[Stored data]
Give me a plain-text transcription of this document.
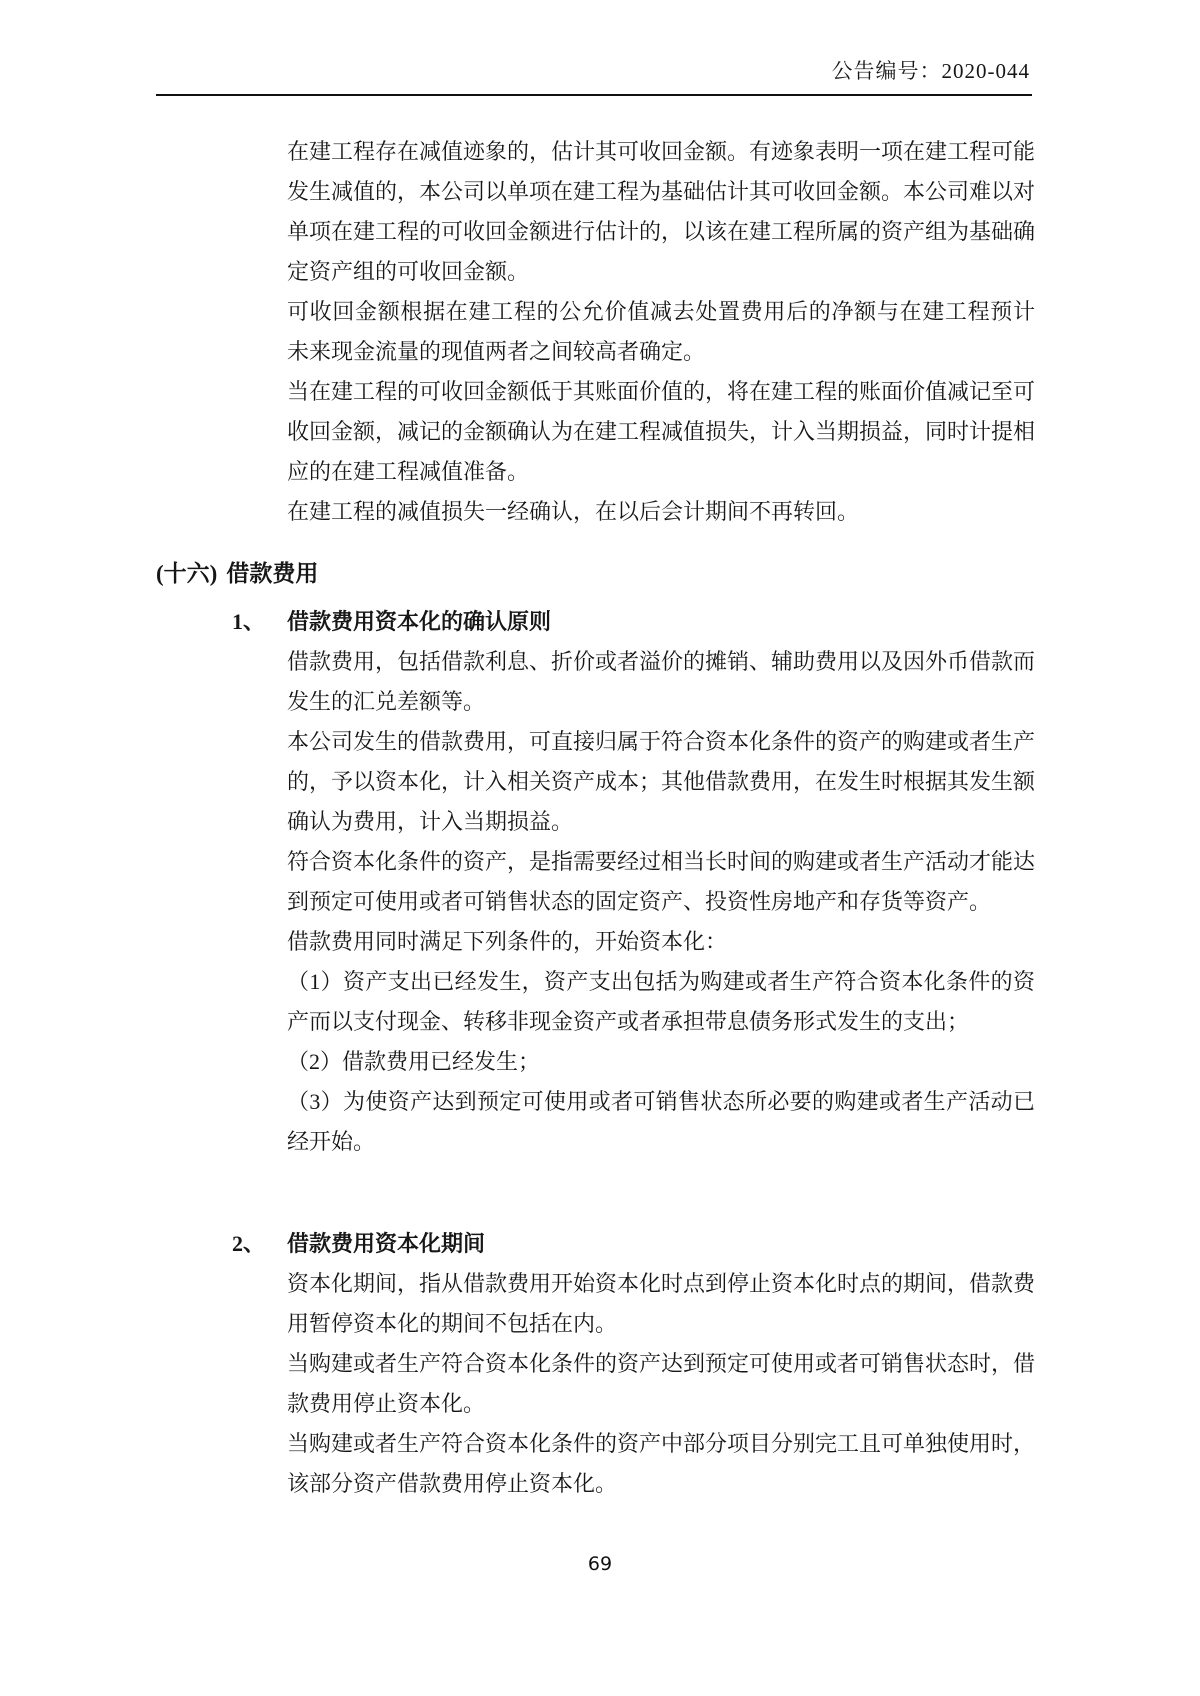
公告编号：2020-044
在建工程存在减值迹象的，估计其可收回金额。有迹象表明一项在建工程可能
发生减值的，本公司以单项在建工程为基础估计其可收回金额。本公司难以对
单项在建工程的可收回金额进行估计的，以该在建工程所属的资产组为基础确
定资产组的可收回金额。
可收回金额根据在建工程的公允价值减去处置费用后的净额与在建工程预计
未来现金流量的现值两者之间较高者确定。
当在建工程的可收回金额低于其账面价值的，将在建工程的账面价值减记至可
收回金额，减记的金额确认为在建工程减值损失，计入当期损益，同时计提相
应的在建工程减值准备。
在建工程的减值损失一经确认，在以后会计期间不再转回。
(十六) 借款费用
1、 借款费用资本化的确认原则
借款费用，包括借款利息、折价或者溢价的摊销、辅助费用以及因外币借款而
发生的汇兑差额等。
本公司发生的借款费用，可直接归属于符合资本化条件的资产的购建或者生产
的，予以资本化，计入相关资产成本；其他借款费用，在发生时根据其发生额
确认为费用，计入当期损益。
符合资本化条件的资产，是指需要经过相当长时间的购建或者生产活动才能达
到预定可使用或者可销售状态的固定资产、投资性房地产和存货等资产。
借款费用同时满足下列条件的，开始资本化：
（1）资产支出已经发生，资产支出包括为购建或者生产符合资本化条件的资
产而以支付现金、转移非现金资产或者承担带息债务形式发生的支出；
（2）借款费用已经发生；
（3）为使资产达到预定可使用或者可销售状态所必要的购建或者生产活动已
经开始。
2、 借款费用资本化期间
资本化期间，指从借款费用开始资本化时点到停止资本化时点的期间，借款费
用暂停资本化的期间不包括在内。
当购建或者生产符合资本化条件的资产达到预定可使用或者可销售状态时，借
款费用停止资本化。
当购建或者生产符合资本化条件的资产中部分项目分别完工且可单独使用时，
该部分资产借款费用停止资本化。
69
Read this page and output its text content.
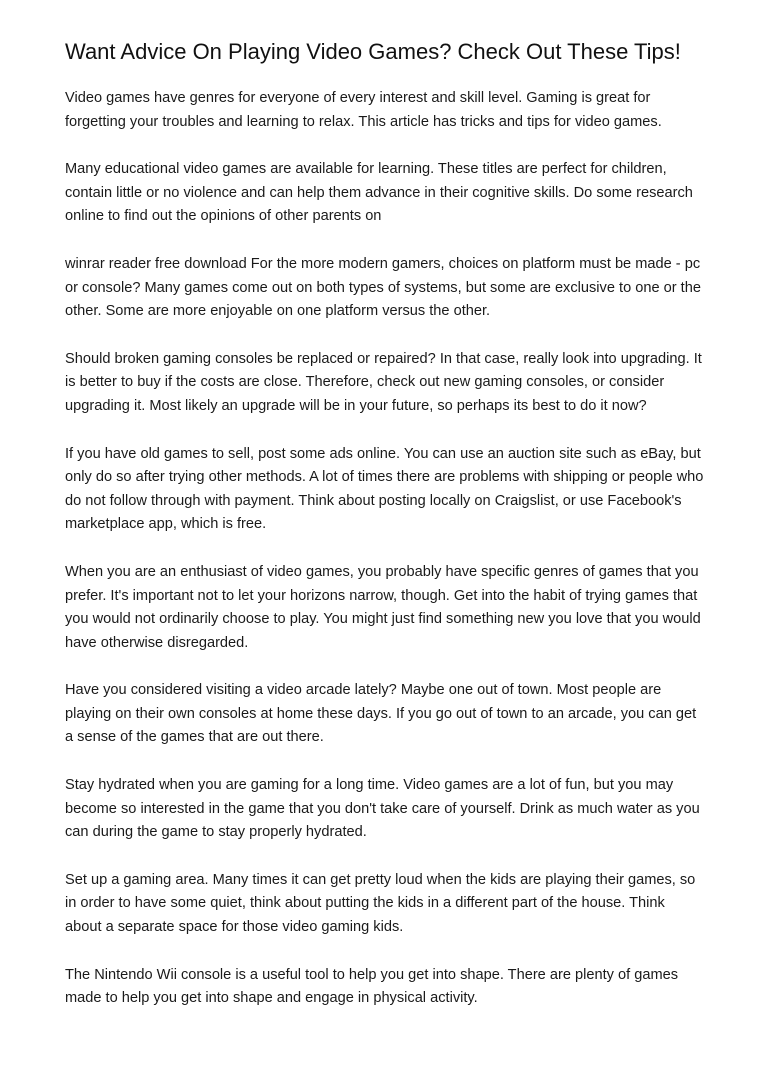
Want Advice On Playing Video Games? Check Out These Tips!

Video games have genres for everyone of every interest and skill level. Gaming is great for forgetting your troubles and learning to relax. This article has tricks and tips for video games.

Many educational video games are available for learning. These titles are perfect for children, contain little or no violence and can help them advance in their cognitive skills. Do some research online to find out the opinions of other parents on

winrar reader free download For the more modern gamers, choices on platform must be made - pc or console? Many games come out on both types of systems, but some are exclusive to one or the other. Some are more enjoyable on one platform versus the other.

Should broken gaming consoles be replaced or repaired? In that case, really look into upgrading. It is better to buy if the costs are close. Therefore, check out new gaming consoles, or consider upgrading it. Most likely an upgrade will be in your future, so perhaps its best to do it now?

If you have old games to sell, post some ads online. You can use an auction site such as eBay, but only do so after trying other methods. A lot of times there are problems with shipping or people who do not follow through with payment. Think about posting locally on Craigslist, or use Facebook's marketplace app, which is free.

When you are an enthusiast of video games, you probably have specific genres of games that you prefer. It's important not to let your horizons narrow, though. Get into the habit of trying games that you would not ordinarily choose to play. You might just find something new you love that you would have otherwise disregarded.

Have you considered visiting a video arcade lately? Maybe one out of town. Most people are playing on their own consoles at home these days. If you go out of town to an arcade, you can get a sense of the games that are out there.

Stay hydrated when you are gaming for a long time. Video games are a lot of fun, but you may become so interested in the game that you don't take care of yourself. Drink as much water as you can during the game to stay properly hydrated.

Set up a gaming area. Many times it can get pretty loud when the kids are playing their games, so in order to have some quiet, think about putting the kids in a different part of the house. Think about a separate space for those video gaming kids.

The Nintendo Wii console is a useful tool to help you get into shape. There are plenty of games made to help you get into shape and engage in physical activity.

- _Task statement_:
With the pictures omitted, reproduce the records in full and exactly.

- _Result for this task_:
Give me a plain-text transcription of this document.
公告编号：2020-044
在建工程存在减值迹象的，估计其可收回金额。有迹象表明一项在建工程可能
发生减值的，本公司以单项在建工程为基础估计其可收回金额。本公司难以对
单项在建工程的可收回金额进行估计的，以该在建工程所属的资产组为基础确
定资产组的可收回金额。
可收回金额根据在建工程的公允价值减去处置费用后的净额与在建工程预计
未来现金流量的现值两者之间较高者确定。
当在建工程的可收回金额低于其账面价值的，将在建工程的账面价值减记至可
收回金额，减记的金额确认为在建工程减值损失，计入当期损益，同时计提相
应的在建工程减值准备。
在建工程的减值损失一经确认，在以后会计期间不再转回。
(十六) 借款费用
1、 借款费用资本化的确认原则
借款费用，包括借款利息、折价或者溢价的摊销、辅助费用以及因外币借款而
发生的汇兑差额等。
本公司发生的借款费用，可直接归属于符合资本化条件的资产的购建或者生产
的，予以资本化，计入相关资产成本；其他借款费用，在发生时根据其发生额
确认为费用，计入当期损益。
符合资本化条件的资产，是指需要经过相当长时间的购建或者生产活动才能达
到预定可使用或者可销售状态的固定资产、投资性房地产和存货等资产。
借款费用同时满足下列条件的，开始资本化：
（1）资产支出已经发生，资产支出包括为购建或者生产符合资本化条件的资
产而以支付现金、转移非现金资产或者承担带息债务形式发生的支出；
（2）借款费用已经发生；
（3）为使资产达到预定可使用或者可销售状态所必要的购建或者生产活动已
经开始。
2、 借款费用资本化期间
资本化期间，指从借款费用开始资本化时点到停止资本化时点的期间，借款费
用暂停资本化的期间不包括在内。
当购建或者生产符合资本化条件的资产达到预定可使用或者可销售状态时，借
款费用停止资本化。
当购建或者生产符合资本化条件的资产中部分项目分别完工且可单独使用时，
该部分资产借款费用停止资本化。
69
Read this page and output its text content.
Want Advice On Playing Video Games? Check Out These Tips!

Video games have genres for everyone of every interest and skill level. Gaming is great for forgetting your troubles and learning to relax. This article has tricks and tips for video games.

Many educational video games are available for learning. These titles are perfect for children, contain little or no violence and can help them advance in their cognitive skills. Do some research online to find out the opinions of other parents on

winrar reader free download For the more modern gamers, choices on platform must be made - pc or console? Many games come out on both types of systems, but some are exclusive to one or the other. Some are more enjoyable on one platform versus the other.

Should broken gaming consoles be replaced or repaired? In that case, really look into upgrading. It is better to buy if the costs are close. Therefore, check out new gaming consoles, or consider upgrading it. Most likely an upgrade will be in your future, so perhaps its best to do it now?

If you have old games to sell, post some ads online. You can use an auction site such as eBay, but only do so after trying other methods. A lot of times there are problems with shipping or people who do not follow through with payment. Think about posting locally on Craigslist, or use Facebook's marketplace app, which is free.

When you are an enthusiast of video games, you probably have specific genres of games that you prefer. It's important not to let your horizons narrow, though. Get into the habit of trying games that you would not ordinarily choose to play. You might just find something new you love that you would have otherwise disregarded.

Have you considered visiting a video arcade lately? Maybe one out of town. Most people are playing on their own consoles at home these days. If you go out of town to an arcade, you can get a sense of the games that are out there.

Stay hydrated when you are gaming for a long time. Video games are a lot of fun, but you may become so interested in the game that you don't take care of yourself. Drink as much water as you can during the game to stay properly hydrated.

Set up a gaming area. Many times it can get pretty loud when the kids are playing their games, so in order to have some quiet, think about putting the kids in a different part of the house. Think about a separate space for those video gaming kids.

The Nintendo Wii console is a useful tool to help you get into shape. There are plenty of games made to help you get into shape and engage in physical activity.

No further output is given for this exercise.